Raw records:

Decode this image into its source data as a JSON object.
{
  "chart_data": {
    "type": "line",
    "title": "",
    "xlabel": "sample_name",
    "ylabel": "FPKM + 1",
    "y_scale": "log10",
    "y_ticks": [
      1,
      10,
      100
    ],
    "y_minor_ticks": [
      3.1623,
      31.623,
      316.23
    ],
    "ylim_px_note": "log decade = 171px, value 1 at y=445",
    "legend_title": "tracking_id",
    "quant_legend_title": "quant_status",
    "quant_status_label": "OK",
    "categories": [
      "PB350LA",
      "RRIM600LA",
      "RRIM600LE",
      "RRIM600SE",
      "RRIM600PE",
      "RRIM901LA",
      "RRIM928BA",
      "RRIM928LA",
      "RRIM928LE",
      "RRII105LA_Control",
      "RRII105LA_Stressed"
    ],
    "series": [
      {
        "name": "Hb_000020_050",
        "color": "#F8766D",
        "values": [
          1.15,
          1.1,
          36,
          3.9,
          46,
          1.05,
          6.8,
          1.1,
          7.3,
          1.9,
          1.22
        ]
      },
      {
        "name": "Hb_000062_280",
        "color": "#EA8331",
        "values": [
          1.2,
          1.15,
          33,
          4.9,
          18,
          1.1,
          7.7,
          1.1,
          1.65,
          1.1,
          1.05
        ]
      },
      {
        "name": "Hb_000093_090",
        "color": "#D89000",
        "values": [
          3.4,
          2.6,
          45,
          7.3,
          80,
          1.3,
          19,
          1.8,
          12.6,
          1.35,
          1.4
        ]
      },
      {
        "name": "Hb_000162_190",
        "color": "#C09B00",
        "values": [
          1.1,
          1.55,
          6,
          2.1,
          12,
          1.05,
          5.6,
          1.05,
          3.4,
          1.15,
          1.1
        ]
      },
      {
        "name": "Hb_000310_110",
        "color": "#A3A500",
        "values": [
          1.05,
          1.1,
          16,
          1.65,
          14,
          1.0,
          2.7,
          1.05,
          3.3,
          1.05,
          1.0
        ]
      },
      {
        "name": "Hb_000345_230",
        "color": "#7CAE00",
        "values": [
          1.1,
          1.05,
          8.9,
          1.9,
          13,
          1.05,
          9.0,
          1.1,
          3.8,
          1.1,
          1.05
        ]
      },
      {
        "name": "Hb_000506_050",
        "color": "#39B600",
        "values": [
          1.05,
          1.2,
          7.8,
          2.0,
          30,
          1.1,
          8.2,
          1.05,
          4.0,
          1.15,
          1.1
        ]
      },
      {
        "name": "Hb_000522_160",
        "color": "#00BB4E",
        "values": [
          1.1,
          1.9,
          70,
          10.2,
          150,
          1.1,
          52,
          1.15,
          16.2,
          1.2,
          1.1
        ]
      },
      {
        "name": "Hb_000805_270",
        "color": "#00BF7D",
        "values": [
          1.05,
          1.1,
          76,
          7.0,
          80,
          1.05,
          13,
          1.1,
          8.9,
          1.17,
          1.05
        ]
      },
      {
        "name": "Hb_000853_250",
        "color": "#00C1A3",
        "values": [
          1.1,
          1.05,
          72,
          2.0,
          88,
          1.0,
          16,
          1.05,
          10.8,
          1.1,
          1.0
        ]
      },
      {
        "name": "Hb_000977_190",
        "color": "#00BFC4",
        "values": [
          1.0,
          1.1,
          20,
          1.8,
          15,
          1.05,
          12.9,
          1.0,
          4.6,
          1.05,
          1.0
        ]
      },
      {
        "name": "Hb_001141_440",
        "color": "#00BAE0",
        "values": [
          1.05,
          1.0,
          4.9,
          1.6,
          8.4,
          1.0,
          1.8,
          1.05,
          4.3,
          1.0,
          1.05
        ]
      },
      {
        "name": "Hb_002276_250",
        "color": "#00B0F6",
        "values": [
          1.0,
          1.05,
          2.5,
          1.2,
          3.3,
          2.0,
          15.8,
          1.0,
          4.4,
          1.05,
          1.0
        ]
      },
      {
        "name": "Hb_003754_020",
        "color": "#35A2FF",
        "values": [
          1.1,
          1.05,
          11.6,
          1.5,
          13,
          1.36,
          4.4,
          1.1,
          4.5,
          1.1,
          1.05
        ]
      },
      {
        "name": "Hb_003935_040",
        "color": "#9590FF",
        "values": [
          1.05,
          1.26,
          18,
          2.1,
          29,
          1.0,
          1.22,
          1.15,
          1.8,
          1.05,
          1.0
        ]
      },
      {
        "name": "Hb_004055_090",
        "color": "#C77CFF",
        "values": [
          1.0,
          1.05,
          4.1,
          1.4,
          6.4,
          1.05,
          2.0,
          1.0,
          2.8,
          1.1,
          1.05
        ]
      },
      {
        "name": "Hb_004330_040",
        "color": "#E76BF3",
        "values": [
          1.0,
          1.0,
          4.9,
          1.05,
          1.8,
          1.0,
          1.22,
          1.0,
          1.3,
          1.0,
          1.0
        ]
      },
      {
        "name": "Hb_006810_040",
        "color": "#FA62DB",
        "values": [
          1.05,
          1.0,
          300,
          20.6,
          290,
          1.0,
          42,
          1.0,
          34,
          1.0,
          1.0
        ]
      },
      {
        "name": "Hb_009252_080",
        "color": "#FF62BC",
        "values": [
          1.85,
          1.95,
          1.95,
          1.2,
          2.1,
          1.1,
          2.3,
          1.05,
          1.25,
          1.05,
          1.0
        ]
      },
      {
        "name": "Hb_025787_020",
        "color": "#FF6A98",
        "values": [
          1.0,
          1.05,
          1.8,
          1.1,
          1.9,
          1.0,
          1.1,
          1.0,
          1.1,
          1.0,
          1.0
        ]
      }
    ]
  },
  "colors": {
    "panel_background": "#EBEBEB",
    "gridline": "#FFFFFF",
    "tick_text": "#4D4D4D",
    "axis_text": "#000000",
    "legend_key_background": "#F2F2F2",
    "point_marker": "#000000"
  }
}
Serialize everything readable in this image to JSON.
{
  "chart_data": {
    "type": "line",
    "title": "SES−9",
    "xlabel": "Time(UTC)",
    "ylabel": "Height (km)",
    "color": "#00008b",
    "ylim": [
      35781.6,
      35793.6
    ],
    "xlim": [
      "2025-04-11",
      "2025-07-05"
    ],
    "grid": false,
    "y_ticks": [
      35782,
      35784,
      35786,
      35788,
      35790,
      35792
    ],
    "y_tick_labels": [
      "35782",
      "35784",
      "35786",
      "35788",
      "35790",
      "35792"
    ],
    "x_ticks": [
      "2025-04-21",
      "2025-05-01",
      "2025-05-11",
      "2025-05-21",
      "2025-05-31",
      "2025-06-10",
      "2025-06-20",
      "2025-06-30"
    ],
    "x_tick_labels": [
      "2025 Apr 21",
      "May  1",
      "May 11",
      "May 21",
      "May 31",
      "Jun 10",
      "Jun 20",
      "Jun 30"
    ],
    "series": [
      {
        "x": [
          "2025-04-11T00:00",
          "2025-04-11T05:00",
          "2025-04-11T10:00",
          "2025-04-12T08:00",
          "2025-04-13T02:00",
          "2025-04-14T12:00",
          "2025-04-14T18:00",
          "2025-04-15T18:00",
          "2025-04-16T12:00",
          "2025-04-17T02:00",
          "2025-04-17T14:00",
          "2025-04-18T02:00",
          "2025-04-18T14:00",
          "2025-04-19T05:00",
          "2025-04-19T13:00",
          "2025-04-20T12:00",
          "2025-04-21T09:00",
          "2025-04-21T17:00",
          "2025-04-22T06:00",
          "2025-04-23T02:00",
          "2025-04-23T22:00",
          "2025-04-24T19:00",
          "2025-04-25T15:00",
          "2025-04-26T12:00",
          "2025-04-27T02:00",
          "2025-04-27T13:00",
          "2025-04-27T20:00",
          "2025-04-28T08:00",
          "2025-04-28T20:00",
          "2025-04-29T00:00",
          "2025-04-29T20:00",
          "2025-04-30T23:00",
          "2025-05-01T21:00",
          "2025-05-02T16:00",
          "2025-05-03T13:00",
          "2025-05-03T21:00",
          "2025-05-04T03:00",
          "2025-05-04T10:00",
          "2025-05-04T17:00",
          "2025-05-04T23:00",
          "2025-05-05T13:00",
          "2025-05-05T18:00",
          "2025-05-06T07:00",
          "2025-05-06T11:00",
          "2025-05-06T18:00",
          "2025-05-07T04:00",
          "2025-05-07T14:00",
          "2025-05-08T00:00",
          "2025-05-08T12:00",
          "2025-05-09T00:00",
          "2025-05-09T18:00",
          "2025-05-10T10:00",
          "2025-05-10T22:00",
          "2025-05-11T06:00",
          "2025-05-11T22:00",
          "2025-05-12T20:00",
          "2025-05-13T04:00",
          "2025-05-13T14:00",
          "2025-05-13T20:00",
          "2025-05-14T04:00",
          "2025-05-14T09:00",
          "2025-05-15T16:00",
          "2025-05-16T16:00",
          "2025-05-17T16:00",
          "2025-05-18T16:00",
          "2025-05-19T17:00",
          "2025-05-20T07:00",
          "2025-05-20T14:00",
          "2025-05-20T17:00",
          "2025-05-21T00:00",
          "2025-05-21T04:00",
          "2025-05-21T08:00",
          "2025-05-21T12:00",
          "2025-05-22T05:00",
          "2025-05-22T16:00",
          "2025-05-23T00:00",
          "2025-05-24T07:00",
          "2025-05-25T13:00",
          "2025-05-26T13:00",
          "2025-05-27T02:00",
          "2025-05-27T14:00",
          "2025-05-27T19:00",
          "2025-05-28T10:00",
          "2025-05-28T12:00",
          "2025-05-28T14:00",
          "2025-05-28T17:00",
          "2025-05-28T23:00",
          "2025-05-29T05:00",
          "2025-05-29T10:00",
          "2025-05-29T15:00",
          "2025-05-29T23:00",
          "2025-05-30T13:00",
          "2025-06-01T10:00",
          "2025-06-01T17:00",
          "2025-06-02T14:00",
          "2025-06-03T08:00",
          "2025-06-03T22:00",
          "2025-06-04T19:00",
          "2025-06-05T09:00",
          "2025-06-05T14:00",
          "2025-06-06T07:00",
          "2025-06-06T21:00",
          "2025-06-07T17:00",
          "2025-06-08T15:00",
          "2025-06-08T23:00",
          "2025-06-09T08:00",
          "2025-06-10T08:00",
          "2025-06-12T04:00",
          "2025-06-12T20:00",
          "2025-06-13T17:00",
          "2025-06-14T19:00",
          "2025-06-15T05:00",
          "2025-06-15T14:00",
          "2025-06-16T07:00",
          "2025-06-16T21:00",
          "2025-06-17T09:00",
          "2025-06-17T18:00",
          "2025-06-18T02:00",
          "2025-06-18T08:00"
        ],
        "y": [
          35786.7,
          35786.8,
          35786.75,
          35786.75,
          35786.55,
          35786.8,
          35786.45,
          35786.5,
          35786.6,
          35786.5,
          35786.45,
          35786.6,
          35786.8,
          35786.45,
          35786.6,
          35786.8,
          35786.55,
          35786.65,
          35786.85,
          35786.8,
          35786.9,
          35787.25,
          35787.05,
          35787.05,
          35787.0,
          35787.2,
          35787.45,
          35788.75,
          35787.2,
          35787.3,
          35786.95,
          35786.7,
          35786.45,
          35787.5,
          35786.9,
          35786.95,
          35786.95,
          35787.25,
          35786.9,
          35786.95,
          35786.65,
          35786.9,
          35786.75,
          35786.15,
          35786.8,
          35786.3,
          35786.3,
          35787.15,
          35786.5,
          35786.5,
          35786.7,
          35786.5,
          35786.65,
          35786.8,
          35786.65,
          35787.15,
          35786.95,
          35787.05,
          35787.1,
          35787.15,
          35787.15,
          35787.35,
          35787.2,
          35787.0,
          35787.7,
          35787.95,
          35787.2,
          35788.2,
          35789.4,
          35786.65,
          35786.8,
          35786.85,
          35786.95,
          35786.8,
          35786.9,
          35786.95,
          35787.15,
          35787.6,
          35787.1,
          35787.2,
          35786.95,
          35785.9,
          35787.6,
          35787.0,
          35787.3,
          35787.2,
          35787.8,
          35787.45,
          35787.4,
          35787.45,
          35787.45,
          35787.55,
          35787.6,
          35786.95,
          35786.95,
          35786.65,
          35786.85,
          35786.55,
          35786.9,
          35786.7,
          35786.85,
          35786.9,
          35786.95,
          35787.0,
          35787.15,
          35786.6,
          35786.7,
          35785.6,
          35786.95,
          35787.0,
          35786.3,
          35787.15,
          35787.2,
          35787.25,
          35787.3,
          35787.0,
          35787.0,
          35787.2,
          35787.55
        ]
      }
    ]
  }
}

# Job
List each line holding the string "image".

# Complete output
Decode this image into its source data as a JSON object.
Serialize everything readable in this image to JSON.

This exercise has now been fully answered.